Every line that contains the word "Output" should be copied out.
══════
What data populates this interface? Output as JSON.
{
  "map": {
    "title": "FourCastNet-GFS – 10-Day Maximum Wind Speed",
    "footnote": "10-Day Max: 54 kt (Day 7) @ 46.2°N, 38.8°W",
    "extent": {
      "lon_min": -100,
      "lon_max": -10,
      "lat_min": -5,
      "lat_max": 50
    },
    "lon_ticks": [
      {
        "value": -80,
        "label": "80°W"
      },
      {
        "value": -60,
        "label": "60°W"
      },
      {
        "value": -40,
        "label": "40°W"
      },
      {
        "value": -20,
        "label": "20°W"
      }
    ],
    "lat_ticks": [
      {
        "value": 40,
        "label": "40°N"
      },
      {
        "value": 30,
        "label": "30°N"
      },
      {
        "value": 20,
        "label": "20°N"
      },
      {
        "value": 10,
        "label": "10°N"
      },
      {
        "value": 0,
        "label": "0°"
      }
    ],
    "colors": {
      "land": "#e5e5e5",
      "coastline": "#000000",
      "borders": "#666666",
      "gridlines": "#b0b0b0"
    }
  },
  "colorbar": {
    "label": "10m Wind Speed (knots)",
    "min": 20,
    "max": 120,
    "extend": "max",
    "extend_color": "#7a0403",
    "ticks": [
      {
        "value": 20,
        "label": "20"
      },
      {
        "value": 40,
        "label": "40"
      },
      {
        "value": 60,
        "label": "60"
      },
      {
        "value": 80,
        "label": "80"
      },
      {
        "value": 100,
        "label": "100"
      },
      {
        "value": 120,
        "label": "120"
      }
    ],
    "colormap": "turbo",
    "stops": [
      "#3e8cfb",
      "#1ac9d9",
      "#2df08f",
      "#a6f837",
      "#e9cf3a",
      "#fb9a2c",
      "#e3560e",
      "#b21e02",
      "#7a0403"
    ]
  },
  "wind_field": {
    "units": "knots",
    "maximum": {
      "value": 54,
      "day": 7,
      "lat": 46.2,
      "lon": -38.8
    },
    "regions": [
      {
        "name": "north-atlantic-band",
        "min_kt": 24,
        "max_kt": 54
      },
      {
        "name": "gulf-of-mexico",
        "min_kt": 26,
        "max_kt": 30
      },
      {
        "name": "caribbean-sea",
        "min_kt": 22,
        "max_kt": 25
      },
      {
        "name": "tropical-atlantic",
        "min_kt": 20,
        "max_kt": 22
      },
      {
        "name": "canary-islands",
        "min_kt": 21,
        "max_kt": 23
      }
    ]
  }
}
══════
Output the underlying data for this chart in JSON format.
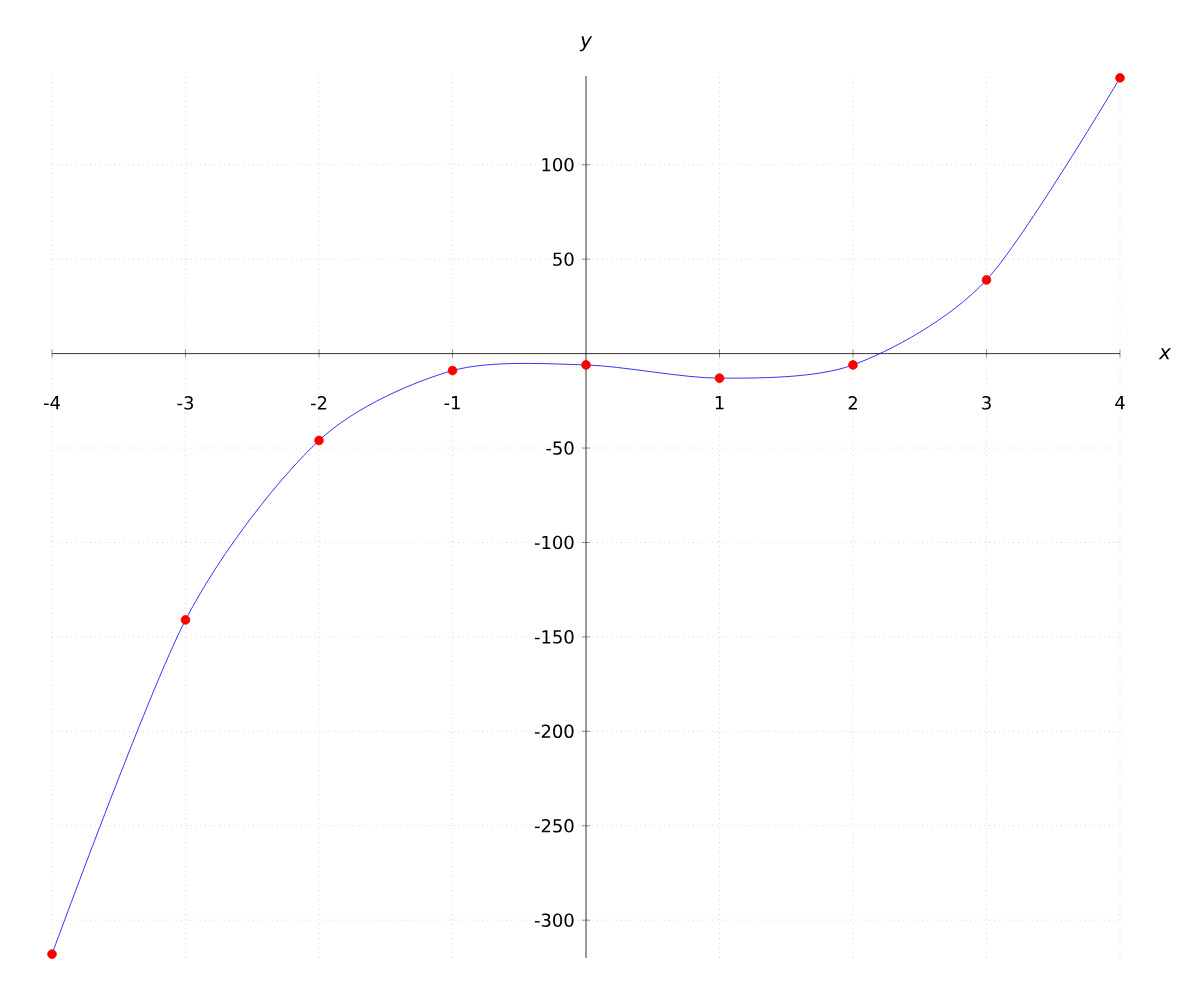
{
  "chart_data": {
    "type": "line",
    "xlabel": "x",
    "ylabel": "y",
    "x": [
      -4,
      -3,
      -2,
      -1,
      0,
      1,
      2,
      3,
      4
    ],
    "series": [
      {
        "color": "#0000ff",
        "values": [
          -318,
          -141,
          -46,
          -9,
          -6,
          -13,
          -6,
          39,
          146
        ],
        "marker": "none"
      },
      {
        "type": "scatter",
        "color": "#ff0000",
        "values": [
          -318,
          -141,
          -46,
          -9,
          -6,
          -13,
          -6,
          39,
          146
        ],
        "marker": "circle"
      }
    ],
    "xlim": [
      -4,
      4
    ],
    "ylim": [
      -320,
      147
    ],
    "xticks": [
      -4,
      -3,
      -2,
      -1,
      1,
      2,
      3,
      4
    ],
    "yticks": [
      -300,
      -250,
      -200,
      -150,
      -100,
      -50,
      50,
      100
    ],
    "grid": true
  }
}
══════
Exercise response:
What data populates this interface? Output as JSON.
Output the underlying data for this chart in JSON format.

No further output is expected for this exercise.